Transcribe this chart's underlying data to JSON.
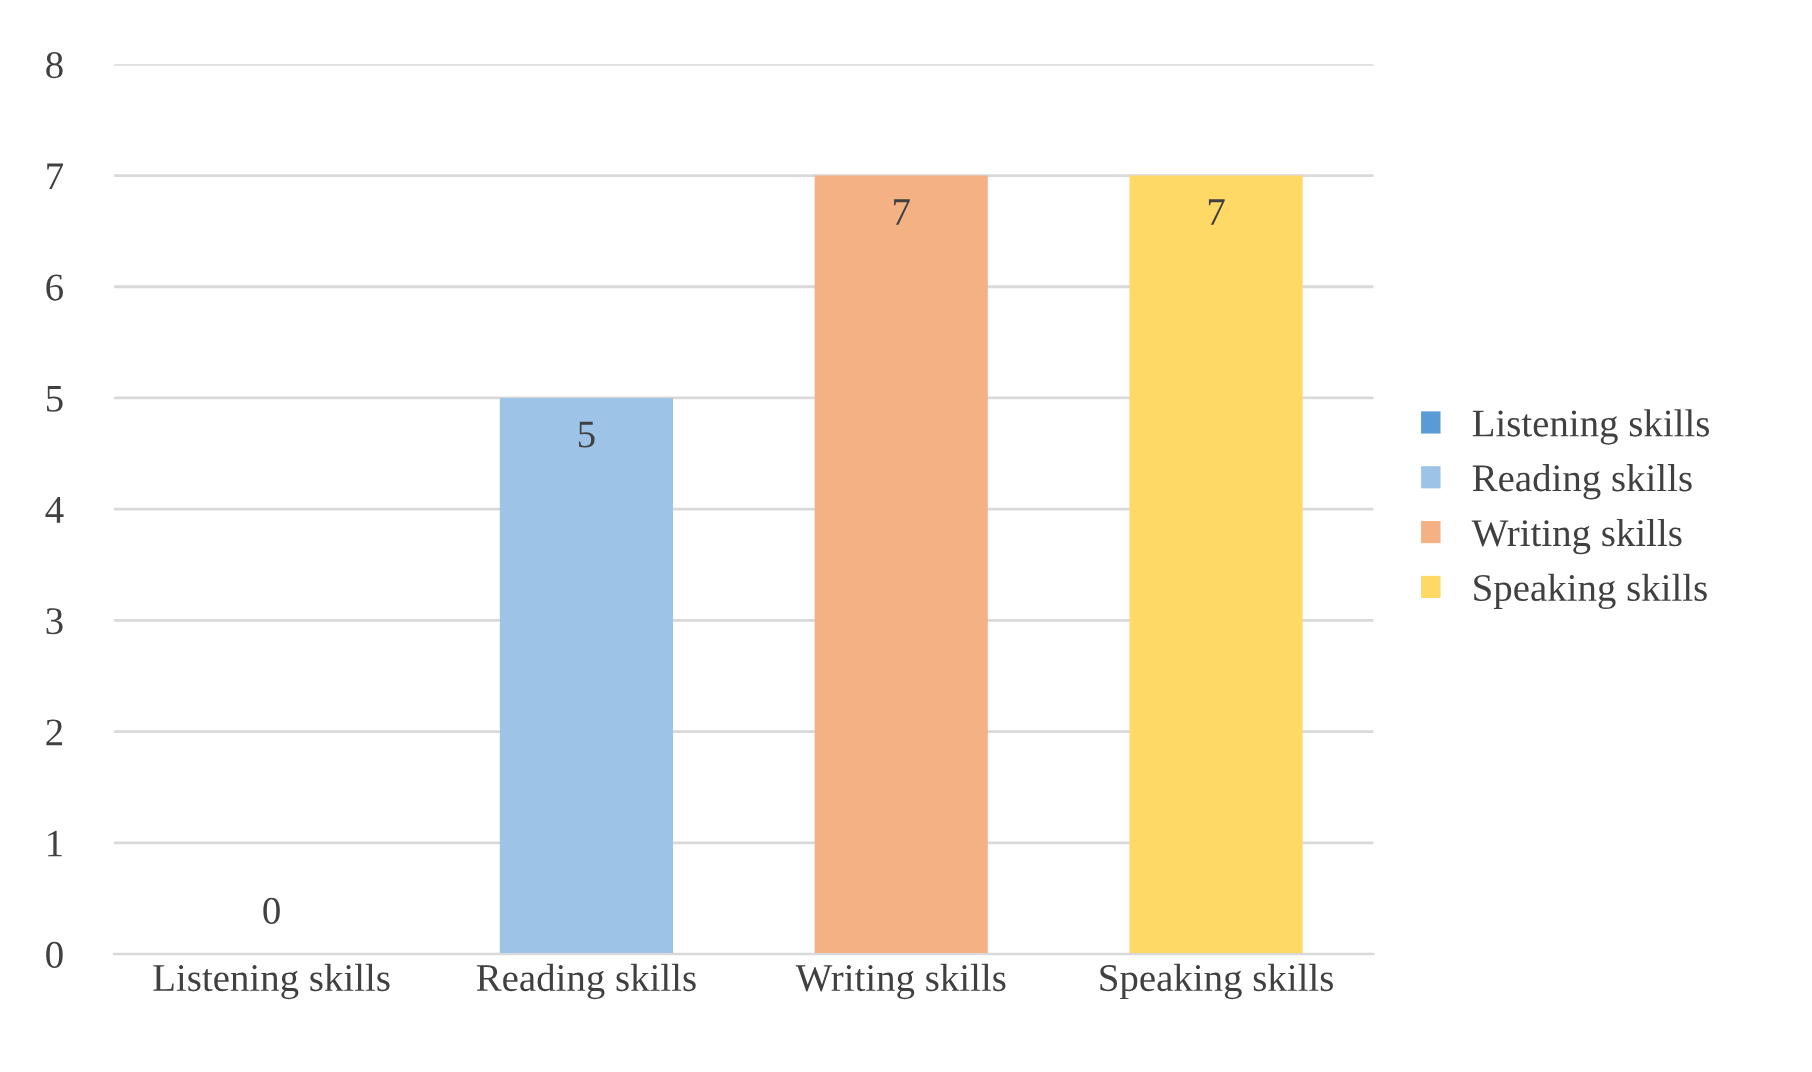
{
  "chart_data": {
    "type": "bar",
    "categories": [
      "Listening skills",
      "Reading skills",
      "Writing skills",
      "Speaking skills"
    ],
    "series": [
      {
        "name": "Listening skills",
        "color": "#5b9bd5",
        "values": [
          0,
          null,
          null,
          null
        ]
      },
      {
        "name": "Reading skills",
        "color": "#9dc3e6",
        "values": [
          null,
          5,
          null,
          null
        ]
      },
      {
        "name": "Writing skills",
        "color": "#f4b183",
        "values": [
          null,
          null,
          7,
          null
        ]
      },
      {
        "name": "Speaking skills",
        "color": "#ffd966",
        "values": [
          null,
          null,
          null,
          7
        ]
      }
    ],
    "ylim": [
      0,
      8
    ],
    "yticks": [
      0,
      1,
      2,
      3,
      4,
      5,
      6,
      7,
      8
    ],
    "grid": "y",
    "legend": "right",
    "data_labels": true
  }
}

• WORK INSTRUCTIONS
Generate a word-for-word copy of the preceding records, excluding all pictures.

• RESPONSE TO THIS EXERCISE
Transcribe this chart's underlying data to JSON.
{
  "chart_data": {
    "type": "bar",
    "categories": [
      "Listening skills",
      "Reading skills",
      "Writing skills",
      "Speaking skills"
    ],
    "series": [
      {
        "name": "Listening skills",
        "color": "#5b9bd5",
        "values": [
          0,
          null,
          null,
          null
        ]
      },
      {
        "name": "Reading skills",
        "color": "#9dc3e6",
        "values": [
          null,
          5,
          null,
          null
        ]
      },
      {
        "name": "Writing skills",
        "color": "#f4b183",
        "values": [
          null,
          null,
          7,
          null
        ]
      },
      {
        "name": "Speaking skills",
        "color": "#ffd966",
        "values": [
          null,
          null,
          null,
          7
        ]
      }
    ],
    "ylim": [
      0,
      8
    ],
    "yticks": [
      0,
      1,
      2,
      3,
      4,
      5,
      6,
      7,
      8
    ],
    "grid": "y",
    "legend": "right",
    "data_labels": true
  }
}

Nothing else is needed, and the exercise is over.